## Given request
Set down all of the data exactly as it appears.

## Data entries
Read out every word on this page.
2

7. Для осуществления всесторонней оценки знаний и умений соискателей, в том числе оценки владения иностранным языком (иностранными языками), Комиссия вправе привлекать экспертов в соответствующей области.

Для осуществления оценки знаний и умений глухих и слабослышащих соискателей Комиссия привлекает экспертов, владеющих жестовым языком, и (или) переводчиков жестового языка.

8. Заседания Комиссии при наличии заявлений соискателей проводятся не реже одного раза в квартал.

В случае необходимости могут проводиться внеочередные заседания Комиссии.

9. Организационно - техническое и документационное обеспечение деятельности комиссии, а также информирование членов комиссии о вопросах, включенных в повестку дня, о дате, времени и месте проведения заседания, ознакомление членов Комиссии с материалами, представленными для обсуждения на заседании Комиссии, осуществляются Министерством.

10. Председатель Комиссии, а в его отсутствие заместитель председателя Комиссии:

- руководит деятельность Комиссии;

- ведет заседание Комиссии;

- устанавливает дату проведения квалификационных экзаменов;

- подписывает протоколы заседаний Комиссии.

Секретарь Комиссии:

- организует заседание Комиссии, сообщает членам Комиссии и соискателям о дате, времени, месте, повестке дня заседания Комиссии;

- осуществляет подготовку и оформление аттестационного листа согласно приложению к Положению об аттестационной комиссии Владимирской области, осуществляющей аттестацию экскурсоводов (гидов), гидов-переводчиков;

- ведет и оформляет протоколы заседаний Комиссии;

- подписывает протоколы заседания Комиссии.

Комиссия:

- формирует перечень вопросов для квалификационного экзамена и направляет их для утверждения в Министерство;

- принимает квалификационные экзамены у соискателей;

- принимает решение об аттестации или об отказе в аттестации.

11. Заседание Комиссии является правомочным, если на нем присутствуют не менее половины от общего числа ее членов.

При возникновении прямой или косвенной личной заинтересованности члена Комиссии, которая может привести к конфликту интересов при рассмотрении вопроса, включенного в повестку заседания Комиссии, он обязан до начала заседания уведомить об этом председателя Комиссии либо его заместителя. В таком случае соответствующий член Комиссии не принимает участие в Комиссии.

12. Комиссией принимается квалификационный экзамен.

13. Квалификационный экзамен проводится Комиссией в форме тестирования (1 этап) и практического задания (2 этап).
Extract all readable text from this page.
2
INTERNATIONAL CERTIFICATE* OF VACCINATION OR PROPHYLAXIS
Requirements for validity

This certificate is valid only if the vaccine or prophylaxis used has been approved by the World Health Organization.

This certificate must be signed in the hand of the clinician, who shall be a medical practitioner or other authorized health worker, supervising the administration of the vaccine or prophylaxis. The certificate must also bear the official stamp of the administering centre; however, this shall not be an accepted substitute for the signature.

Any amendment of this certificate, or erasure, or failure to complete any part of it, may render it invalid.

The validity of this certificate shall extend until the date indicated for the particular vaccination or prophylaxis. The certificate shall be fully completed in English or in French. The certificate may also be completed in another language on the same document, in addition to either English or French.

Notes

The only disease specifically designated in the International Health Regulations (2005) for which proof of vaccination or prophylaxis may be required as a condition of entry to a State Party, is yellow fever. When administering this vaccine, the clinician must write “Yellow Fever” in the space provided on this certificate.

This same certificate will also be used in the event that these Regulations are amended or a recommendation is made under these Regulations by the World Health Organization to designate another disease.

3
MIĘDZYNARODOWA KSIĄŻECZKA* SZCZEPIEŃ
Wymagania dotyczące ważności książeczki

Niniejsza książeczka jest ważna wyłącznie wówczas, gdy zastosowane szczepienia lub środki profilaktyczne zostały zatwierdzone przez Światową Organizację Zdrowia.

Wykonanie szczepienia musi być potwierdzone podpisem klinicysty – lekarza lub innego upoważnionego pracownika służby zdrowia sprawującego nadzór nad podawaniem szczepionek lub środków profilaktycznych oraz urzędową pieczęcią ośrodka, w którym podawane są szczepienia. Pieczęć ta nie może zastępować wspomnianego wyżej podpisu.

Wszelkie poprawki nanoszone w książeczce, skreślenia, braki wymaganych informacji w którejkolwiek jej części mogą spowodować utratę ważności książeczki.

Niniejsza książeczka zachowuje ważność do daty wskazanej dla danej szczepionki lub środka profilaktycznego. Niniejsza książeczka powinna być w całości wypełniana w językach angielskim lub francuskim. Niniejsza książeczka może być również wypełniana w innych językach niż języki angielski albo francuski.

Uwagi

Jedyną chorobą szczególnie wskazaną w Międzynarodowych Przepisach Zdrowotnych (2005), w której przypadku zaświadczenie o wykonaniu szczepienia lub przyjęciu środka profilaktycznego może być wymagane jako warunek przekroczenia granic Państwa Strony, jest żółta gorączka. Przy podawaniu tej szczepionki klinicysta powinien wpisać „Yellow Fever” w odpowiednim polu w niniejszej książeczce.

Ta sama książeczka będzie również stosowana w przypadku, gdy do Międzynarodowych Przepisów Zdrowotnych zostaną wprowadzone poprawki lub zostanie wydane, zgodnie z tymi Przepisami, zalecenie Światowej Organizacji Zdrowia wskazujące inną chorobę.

## Expected answer
Read out every word on this page.
2

7. Для осуществления всесторонней оценки знаний и умений соискателей, в том числе оценки владения иностранным языком (иностранными языками), Комиссия вправе привлекать экспертов в соответствующей области.

Для осуществления оценки знаний и умений глухих и слабослышащих соискателей Комиссия привлекает экспертов, владеющих жестовым языком, и (или) переводчиков жестового языка.

8. Заседания Комиссии при наличии заявлений соискателей проводятся не реже одного раза в квартал.

В случае необходимости могут проводиться внеочередные заседания Комиссии.

9. Организационно - техническое и документационное обеспечение деятельности комиссии, а также информирование членов комиссии о вопросах, включенных в повестку дня, о дате, времени и месте проведения заседания, ознакомление членов Комиссии с материалами, представленными для обсуждения на заседании Комиссии, осуществляются Министерством.

10. Председатель Комиссии, а в его отсутствие заместитель председателя Комиссии:

- руководит деятельность Комиссии;

- ведет заседание Комиссии;

- устанавливает дату проведения квалификационных экзаменов;

- подписывает протоколы заседаний Комиссии.

Секретарь Комиссии:

- организует заседание Комиссии, сообщает членам Комиссии и соискателям о дате, времени, месте, повестке дня заседания Комиссии;

- осуществляет подготовку и оформление аттестационного листа согласно приложению к Положению об аттестационной комиссии Владимирской области, осуществляющей аттестацию экскурсоводов (гидов), гидов-переводчиков;

- ведет и оформляет протоколы заседаний Комиссии;

- подписывает протоколы заседания Комиссии.

Комиссия:

- формирует перечень вопросов для квалификационного экзамена и направляет их для утверждения в Министерство;

- принимает квалификационные экзамены у соискателей;

- принимает решение об аттестации или об отказе в аттестации.

11. Заседание Комиссии является правомочным, если на нем присутствуют не менее половины от общего числа ее членов.

При возникновении прямой или косвенной личной заинтересованности члена Комиссии, которая может привести к конфликту интересов при рассмотрении вопроса, включенного в повестку заседания Комиссии, он обязан до начала заседания уведомить об этом председателя Комиссии либо его заместителя. В таком случае соответствующий член Комиссии не принимает участие в Комиссии.

12. Комиссией принимается квалификационный экзамен.

13. Квалификационный экзамен проводится Комиссией в форме тестирования (1 этап) и практического задания (2 этап).
Extract all readable text from this page.
2
INTERNATIONAL CERTIFICATE* OF VACCINATION OR PROPHYLAXIS
Requirements for validity

This certificate is valid only if the vaccine or prophylaxis used has been approved by the World Health Organization.

This certificate must be signed in the hand of the clinician, who shall be a medical practitioner or other authorized health worker, supervising the administration of the vaccine or prophylaxis. The certificate must also bear the official stamp of the administering centre; however, this shall not be an accepted substitute for the signature.

Any amendment of this certificate, or erasure, or failure to complete any part of it, may render it invalid.

The validity of this certificate shall extend until the date indicated for the particular vaccination or prophylaxis. The certificate shall be fully completed in English or in French. The certificate may also be completed in another language on the same document, in addition to either English or French.

Notes

The only disease specifically designated in the International Health Regulations (2005) for which proof of vaccination or prophylaxis may be required as a condition of entry to a State Party, is yellow fever. When administering this vaccine, the clinician must write “Yellow Fever” in the space provided on this certificate.

This same certificate will also be used in the event that these Regulations are amended or a recommendation is made under these Regulations by the World Health Organization to designate another disease.

3
MIĘDZYNARODOWA KSIĄŻECZKA* SZCZEPIEŃ
Wymagania dotyczące ważności książeczki

Niniejsza książeczka jest ważna wyłącznie wówczas, gdy zastosowane szczepienia lub środki profilaktyczne zostały zatwierdzone przez Światową Organizację Zdrowia.

Wykonanie szczepienia musi być potwierdzone podpisem klinicysty – lekarza lub innego upoważnionego pracownika służby zdrowia sprawującego nadzór nad podawaniem szczepionek lub środków profilaktycznych oraz urzędową pieczęcią ośrodka, w którym podawane są szczepienia. Pieczęć ta nie może zastępować wspomnianego wyżej podpisu.

Wszelkie poprawki nanoszone w książeczce, skreślenia, braki wymaganych informacji w którejkolwiek jej części mogą spowodować utratę ważności książeczki.

Niniejsza książeczka zachowuje ważność do daty wskazanej dla danej szczepionki lub środka profilaktycznego. Niniejsza książeczka powinna być w całości wypełniana w językach angielskim lub francuskim. Niniejsza książeczka może być również wypełniana w innych językach niż języki angielski albo francuski.

Uwagi

Jedyną chorobą szczególnie wskazaną w Międzynarodowych Przepisach Zdrowotnych (2005), w której przypadku zaświadczenie o wykonaniu szczepienia lub przyjęciu środka profilaktycznego może być wymagane jako warunek przekroczenia granic Państwa Strony, jest żółta gorączka. Przy podawaniu tej szczepionki klinicysta powinien wpisać „Yellow Fever” w odpowiednim polu w niniejszej książeczce.

Ta sama książeczka będzie również stosowana w przypadku, gdy do Międzynarodowych Przepisów Zdrowotnych zostaną wprowadzone poprawki lub zostanie wydane, zgodnie z tymi Przepisami, zalecenie Światowej Organizacji Zdrowia wskazujące inną chorobę.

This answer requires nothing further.